> **Challenge**
Copy each line of the data below exactly, leaving out pictures.

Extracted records
+ + + + + + +
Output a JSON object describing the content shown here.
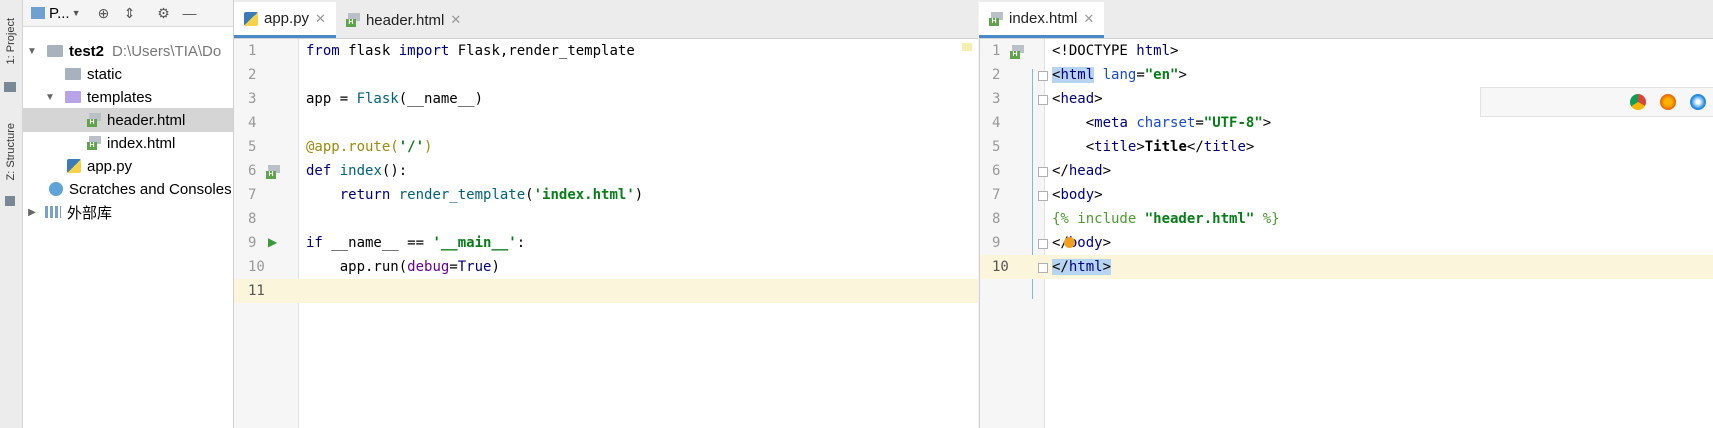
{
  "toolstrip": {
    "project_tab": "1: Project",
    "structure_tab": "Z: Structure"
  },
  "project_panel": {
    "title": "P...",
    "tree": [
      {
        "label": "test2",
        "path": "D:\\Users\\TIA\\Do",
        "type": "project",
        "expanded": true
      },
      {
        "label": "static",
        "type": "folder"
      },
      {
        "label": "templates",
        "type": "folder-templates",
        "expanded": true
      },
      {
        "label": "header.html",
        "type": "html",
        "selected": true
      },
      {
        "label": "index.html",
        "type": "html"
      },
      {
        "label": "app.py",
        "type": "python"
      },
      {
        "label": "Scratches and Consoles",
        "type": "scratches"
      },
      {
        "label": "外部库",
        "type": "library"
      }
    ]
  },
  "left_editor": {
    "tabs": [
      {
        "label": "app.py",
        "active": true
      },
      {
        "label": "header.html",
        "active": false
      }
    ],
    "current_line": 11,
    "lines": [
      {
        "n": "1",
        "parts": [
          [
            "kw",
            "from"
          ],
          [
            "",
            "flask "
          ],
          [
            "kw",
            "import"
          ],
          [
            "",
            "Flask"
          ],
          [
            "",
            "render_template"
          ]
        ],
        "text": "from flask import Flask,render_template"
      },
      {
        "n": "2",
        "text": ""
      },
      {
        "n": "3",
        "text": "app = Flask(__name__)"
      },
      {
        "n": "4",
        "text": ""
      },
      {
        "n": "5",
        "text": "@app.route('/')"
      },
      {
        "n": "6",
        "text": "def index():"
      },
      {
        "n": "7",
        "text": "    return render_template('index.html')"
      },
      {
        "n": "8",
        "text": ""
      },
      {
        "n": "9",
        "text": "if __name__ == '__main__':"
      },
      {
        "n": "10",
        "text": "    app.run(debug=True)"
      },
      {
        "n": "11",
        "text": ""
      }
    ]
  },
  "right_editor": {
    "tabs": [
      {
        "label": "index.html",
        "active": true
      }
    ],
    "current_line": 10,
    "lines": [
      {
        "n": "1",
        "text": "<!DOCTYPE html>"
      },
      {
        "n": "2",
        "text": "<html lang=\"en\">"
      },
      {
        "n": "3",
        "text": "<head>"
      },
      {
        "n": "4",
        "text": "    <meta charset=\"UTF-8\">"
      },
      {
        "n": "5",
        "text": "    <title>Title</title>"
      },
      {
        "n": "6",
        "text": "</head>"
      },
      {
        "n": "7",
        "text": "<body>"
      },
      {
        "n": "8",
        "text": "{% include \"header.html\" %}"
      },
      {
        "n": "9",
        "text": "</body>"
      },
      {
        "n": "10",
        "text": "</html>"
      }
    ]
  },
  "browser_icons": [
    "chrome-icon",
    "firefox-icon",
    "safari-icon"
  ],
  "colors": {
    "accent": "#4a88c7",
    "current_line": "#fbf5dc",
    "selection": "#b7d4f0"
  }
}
+ + + + + + +
> **In response**
Output a JSON object describing the content shown here.
{
  "toolstrip": {
    "project_tab": "1: Project",
    "structure_tab": "Z: Structure"
  },
  "project_panel": {
    "title": "P...",
    "tree": [
      {
        "label": "test2",
        "path": "D:\\Users\\TIA\\Do",
        "type": "project",
        "expanded": true
      },
      {
        "label": "static",
        "type": "folder"
      },
      {
        "label": "templates",
        "type": "folder-templates",
        "expanded": true
      },
      {
        "label": "header.html",
        "type": "html",
        "selected": true
      },
      {
        "label": "index.html",
        "type": "html"
      },
      {
        "label": "app.py",
        "type": "python"
      },
      {
        "label": "Scratches and Consoles",
        "type": "scratches"
      },
      {
        "label": "外部库",
        "type": "library"
      }
    ]
  },
  "left_editor": {
    "tabs": [
      {
        "label": "app.py",
        "active": true
      },
      {
        "label": "header.html",
        "active": false
      }
    ],
    "current_line": 11,
    "lines": [
      {
        "n": "1",
        "parts": [
          [
            "kw",
            "from"
          ],
          [
            "",
            "flask "
          ],
          [
            "kw",
            "import"
          ],
          [
            "",
            "Flask"
          ],
          [
            "",
            "render_template"
          ]
        ],
        "text": "from flask import Flask,render_template"
      },
      {
        "n": "2",
        "text": ""
      },
      {
        "n": "3",
        "text": "app = Flask(__name__)"
      },
      {
        "n": "4",
        "text": ""
      },
      {
        "n": "5",
        "text": "@app.route('/')"
      },
      {
        "n": "6",
        "text": "def index():"
      },
      {
        "n": "7",
        "text": "    return render_template('index.html')"
      },
      {
        "n": "8",
        "text": ""
      },
      {
        "n": "9",
        "text": "if __name__ == '__main__':"
      },
      {
        "n": "10",
        "text": "    app.run(debug=True)"
      },
      {
        "n": "11",
        "text": ""
      }
    ]
  },
  "right_editor": {
    "tabs": [
      {
        "label": "index.html",
        "active": true
      }
    ],
    "current_line": 10,
    "lines": [
      {
        "n": "1",
        "text": "<!DOCTYPE html>"
      },
      {
        "n": "2",
        "text": "<html lang=\"en\">"
      },
      {
        "n": "3",
        "text": "<head>"
      },
      {
        "n": "4",
        "text": "    <meta charset=\"UTF-8\">"
      },
      {
        "n": "5",
        "text": "    <title>Title</title>"
      },
      {
        "n": "6",
        "text": "</head>"
      },
      {
        "n": "7",
        "text": "<body>"
      },
      {
        "n": "8",
        "text": "{% include \"header.html\" %}"
      },
      {
        "n": "9",
        "text": "</body>"
      },
      {
        "n": "10",
        "text": "</html>"
      }
    ]
  },
  "browser_icons": [
    "chrome-icon",
    "firefox-icon",
    "safari-icon"
  ],
  "colors": {
    "accent": "#4a88c7",
    "current_line": "#fbf5dc",
    "selection": "#b7d4f0"
  }
}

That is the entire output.